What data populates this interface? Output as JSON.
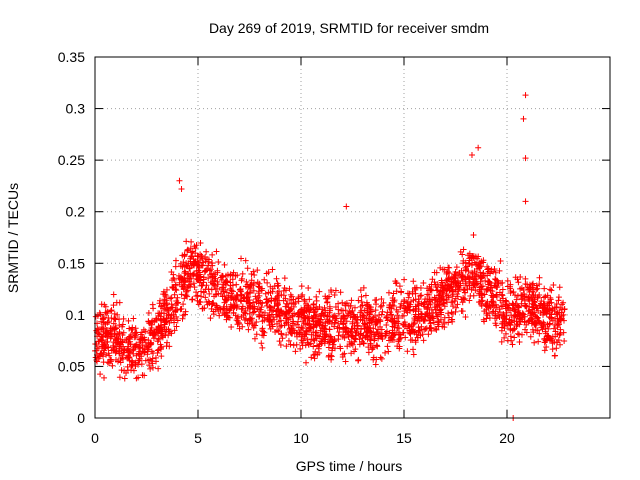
{
  "chart_data": {
    "type": "scatter",
    "title": "Day 269 of 2019, SRMTID for receiver smdm",
    "xlabel": "GPS time / hours",
    "ylabel": "SRMTID / TECUs",
    "xlim": [
      0,
      25
    ],
    "ylim": [
      0,
      0.35
    ],
    "xticks": [
      0,
      5,
      10,
      15,
      20
    ],
    "xtick_labels": [
      "0",
      "5",
      "10",
      "15",
      "20"
    ],
    "yticks": [
      0,
      0.05,
      0.1,
      0.15,
      0.2,
      0.25,
      0.3,
      0.35
    ],
    "ytick_labels": [
      "0",
      "0.05",
      "0.1",
      "0.15",
      "0.2",
      "0.25",
      "0.3",
      "0.35"
    ],
    "grid": true,
    "marker": "+",
    "color": "#ff0000",
    "x_extent_hours": [
      0,
      22.8
    ],
    "trend": {
      "hour": [
        0,
        1,
        1.5,
        2,
        3,
        3.5,
        4,
        4.5,
        5,
        6,
        7,
        8,
        9,
        10,
        11,
        12,
        13,
        14,
        15,
        16,
        17,
        18,
        18.5,
        19,
        20,
        20.5,
        21,
        22,
        22.8
      ],
      "value": [
        0.075,
        0.08,
        0.065,
        0.065,
        0.08,
        0.1,
        0.12,
        0.14,
        0.14,
        0.125,
        0.115,
        0.11,
        0.105,
        0.095,
        0.09,
        0.09,
        0.09,
        0.09,
        0.1,
        0.1,
        0.12,
        0.135,
        0.14,
        0.125,
        0.105,
        0.1,
        0.11,
        0.095,
        0.09
      ]
    },
    "notable_points": [
      {
        "x": 20.9,
        "y": 0.313
      },
      {
        "x": 20.8,
        "y": 0.29
      },
      {
        "x": 18.6,
        "y": 0.262
      },
      {
        "x": 18.3,
        "y": 0.255
      },
      {
        "x": 20.9,
        "y": 0.252
      },
      {
        "x": 4.1,
        "y": 0.23
      },
      {
        "x": 4.2,
        "y": 0.222
      },
      {
        "x": 20.9,
        "y": 0.21
      },
      {
        "x": 12.2,
        "y": 0.205
      },
      {
        "x": 20.3,
        "y": 0.0
      }
    ]
  }
}
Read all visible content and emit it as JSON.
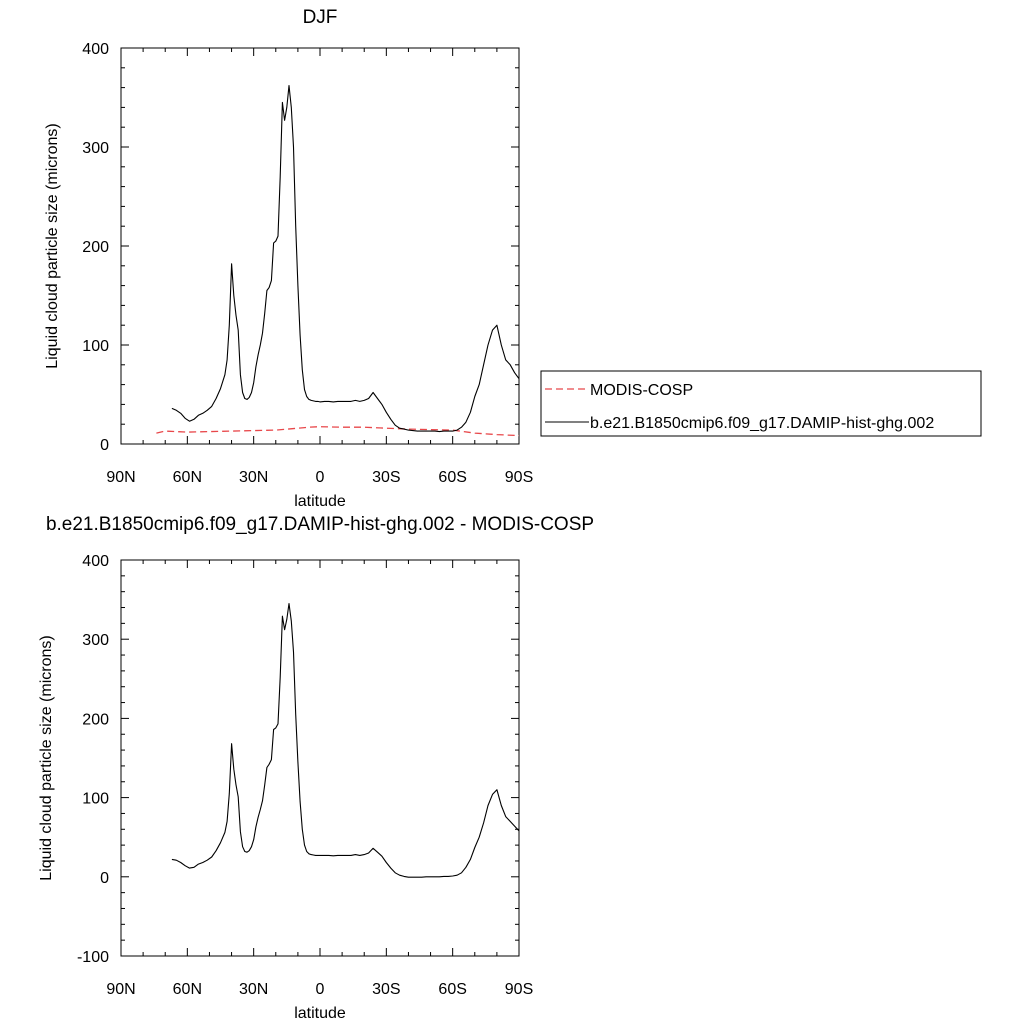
{
  "chart_data": [
    {
      "type": "line",
      "title": "DJF",
      "xlabel": "latitude",
      "ylabel": "Liquid cloud particle size (microns)",
      "xlim": [
        -90,
        90
      ],
      "ylim": [
        0,
        400
      ],
      "xticks": [
        -90,
        -60,
        -30,
        0,
        30,
        60,
        90
      ],
      "xtick_labels": [
        "90N",
        "60N",
        "30N",
        "0",
        "30S",
        "60S",
        "90S"
      ],
      "yticks": [
        0,
        100,
        200,
        300,
        400
      ],
      "ytick_labels": [
        "0",
        "100",
        "200",
        "300",
        "400"
      ],
      "grid": false,
      "legend": {
        "placement": "right",
        "entries": [
          "MODIS-COSP",
          "b.e21.B1850cmip6.f09_g17.DAMIP-hist-ghg.002"
        ]
      },
      "series": [
        {
          "name": "MODIS-COSP",
          "style": "dashed",
          "color": "#e8474a",
          "x": [
            -74,
            -70,
            -60,
            -50,
            -40,
            -30,
            -20,
            -10,
            -5,
            0,
            10,
            20,
            30,
            40,
            50,
            60,
            70,
            80,
            90
          ],
          "y": [
            11,
            13,
            12,
            12.5,
            13,
            13.5,
            14,
            16,
            17,
            17.5,
            17,
            17,
            16,
            15,
            14.5,
            14,
            11,
            9.5,
            8.5
          ]
        },
        {
          "name": "b.e21.B1850cmip6.f09_g17.DAMIP-hist-ghg.002",
          "style": "solid",
          "color": "#000000",
          "x": [
            -67,
            -65,
            -63,
            -61,
            -59,
            -57,
            -55,
            -53,
            -51,
            -49,
            -47,
            -45,
            -43,
            -42,
            -41,
            -40,
            -39,
            -38,
            -37,
            -36,
            -35,
            -34,
            -33,
            -32,
            -31,
            -30,
            -29,
            -28,
            -27,
            -26,
            -25,
            -24,
            -23,
            -22,
            -21,
            -20,
            -19,
            -18,
            -17,
            -16,
            -15,
            -14,
            -13,
            -12,
            -11,
            -10,
            -9,
            -8,
            -7,
            -6,
            -5,
            -4,
            -3,
            -2,
            -1,
            0,
            2,
            4,
            6,
            8,
            10,
            12,
            14,
            16,
            18,
            20,
            22,
            24,
            26,
            28,
            30,
            32,
            34,
            36,
            38,
            40,
            42,
            44,
            46,
            48,
            50,
            52,
            54,
            56,
            58,
            60,
            62,
            64,
            66,
            68,
            70,
            72,
            74,
            76,
            78,
            80,
            82,
            84,
            86,
            88,
            90
          ],
          "y": [
            36,
            34,
            31,
            26,
            23,
            25,
            29,
            31,
            34,
            38,
            46,
            56,
            70,
            85,
            120,
            182,
            150,
            130,
            115,
            70,
            52,
            46,
            45,
            47,
            52,
            62,
            78,
            90,
            100,
            112,
            132,
            155,
            158,
            165,
            203,
            205,
            210,
            270,
            345,
            327,
            340,
            362,
            340,
            300,
            220,
            160,
            110,
            75,
            55,
            48,
            45,
            44,
            43.5,
            43,
            43,
            42.5,
            43,
            43,
            42.5,
            43,
            43,
            43,
            43,
            44,
            43,
            44,
            46,
            52,
            46,
            40,
            32,
            25,
            19,
            16,
            15,
            14,
            13.5,
            13,
            13,
            13,
            13,
            13,
            12.5,
            13,
            13,
            13,
            14,
            17,
            22,
            32,
            48,
            60,
            80,
            100,
            115,
            120,
            100,
            85,
            80,
            72,
            66
          ]
        }
      ]
    },
    {
      "type": "line",
      "title": "b.e21.B1850cmip6.f09_g17.DAMIP-hist-ghg.002 - MODIS-COSP",
      "xlabel": "latitude",
      "ylabel": "Liquid cloud particle size (microns)",
      "xlim": [
        -90,
        90
      ],
      "ylim": [
        -100,
        400
      ],
      "xticks": [
        -90,
        -60,
        -30,
        0,
        30,
        60,
        90
      ],
      "xtick_labels": [
        "90N",
        "60N",
        "30N",
        "0",
        "30S",
        "60S",
        "90S"
      ],
      "yticks": [
        -100,
        0,
        100,
        200,
        300,
        400
      ],
      "ytick_labels": [
        "-100",
        "0",
        "100",
        "200",
        "300",
        "400"
      ],
      "grid": false,
      "series": [
        {
          "style": "solid",
          "color": "#000000",
          "x": [
            -67,
            -65,
            -63,
            -61,
            -59,
            -57,
            -55,
            -53,
            -51,
            -49,
            -47,
            -45,
            -43,
            -42,
            -41,
            -40,
            -39,
            -38,
            -37,
            -36,
            -35,
            -34,
            -33,
            -32,
            -31,
            -30,
            -29,
            -28,
            -27,
            -26,
            -25,
            -24,
            -23,
            -22,
            -21,
            -20,
            -19,
            -18,
            -17,
            -16,
            -15,
            -14,
            -13,
            -12,
            -11,
            -10,
            -9,
            -8,
            -7,
            -6,
            -5,
            -4,
            -3,
            -2,
            -1,
            0,
            2,
            4,
            6,
            8,
            10,
            12,
            14,
            16,
            18,
            20,
            22,
            24,
            26,
            28,
            30,
            32,
            34,
            36,
            38,
            40,
            42,
            44,
            46,
            48,
            50,
            52,
            54,
            56,
            58,
            60,
            62,
            64,
            66,
            68,
            70,
            72,
            74,
            76,
            78,
            80,
            82,
            84,
            86,
            88,
            90
          ],
          "y": [
            22,
            21,
            18,
            14,
            11,
            12,
            16,
            18,
            21,
            25,
            33,
            43,
            56,
            70,
            105,
            168,
            136,
            116,
            101,
            57,
            38,
            32,
            31,
            33,
            38,
            47,
            63,
            75,
            85,
            96,
            116,
            138,
            142,
            148,
            186,
            188,
            193,
            252,
            329,
            312,
            325,
            345,
            323,
            284,
            205,
            145,
            95,
            60,
            40,
            32,
            29,
            28,
            27.5,
            27,
            27,
            27,
            27,
            27,
            26.5,
            27,
            27,
            27,
            27,
            28,
            27,
            28,
            30,
            36,
            31,
            26,
            18,
            11,
            5,
            2,
            0.5,
            -0.5,
            -0.5,
            -0.5,
            -0.5,
            0,
            0,
            0,
            0,
            0.5,
            0.5,
            1,
            2,
            5,
            12,
            22,
            37,
            50,
            68,
            90,
            104,
            110,
            90,
            76,
            70,
            64,
            58
          ]
        }
      ]
    }
  ]
}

* Task goal
Find each line with the string "name" and copy it out.

* Exercise answer
          "name": "MODIS-COSP",
          "name": "b.e21.B1850cmip6.f09_g17.DAMIP-hist-ghg.002",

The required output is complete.